INSTRUCTIONS TO FOLLOW
The exercise asks you to copy every line below in which "руководителя" appears.

DATASET EXCERPTS
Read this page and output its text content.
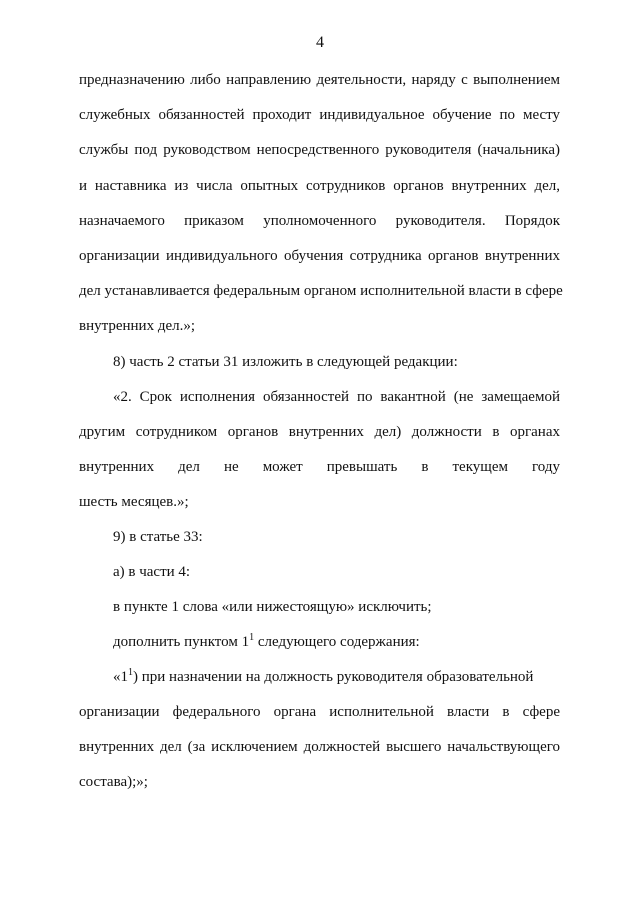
4
предназначению либо направлению деятельности, наряду с выполнением
служебных обязанностей проходит индивидуальное обучение по месту
службы под руководством непосредственного руководителя (начальника)
и наставника из числа опытных сотрудников органов внутренних дел,
назначаемого приказом уполномоченного руководителя. Порядок
организации индивидуального обучения сотрудника органов внутренних
дел устанавливается федеральным органом исполнительной власти в сфере
внутренних дел.»;
8) часть 2 статьи 31 изложить в следующей редакции:
«2. Срок исполнения обязанностей по вакантной (не замещаемой
другим сотрудником органов внутренних дел) должности в органах
внутренних дел не может превышать в текущем году
шесть месяцев.»;
9) в статье 33:
а) в части 4:
в пункте 1 слова «или нижестоящую» исключить;
дополнить пунктом $1^1$ следующего содержания:
«$1^1$) при назначении на должность руководителя образовательной
организации федерального органа исполнительной власти в сфере
внутренних дел (за исключением должностей высшего начальствующего
состава);»;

OUTPUT OF THE TASK
службы под руководством непосредственного руководителя (начальника)
назначаемого приказом уполномоченного руководителя. Порядок
«$1^1$) при назначении на должность руководителя образовательной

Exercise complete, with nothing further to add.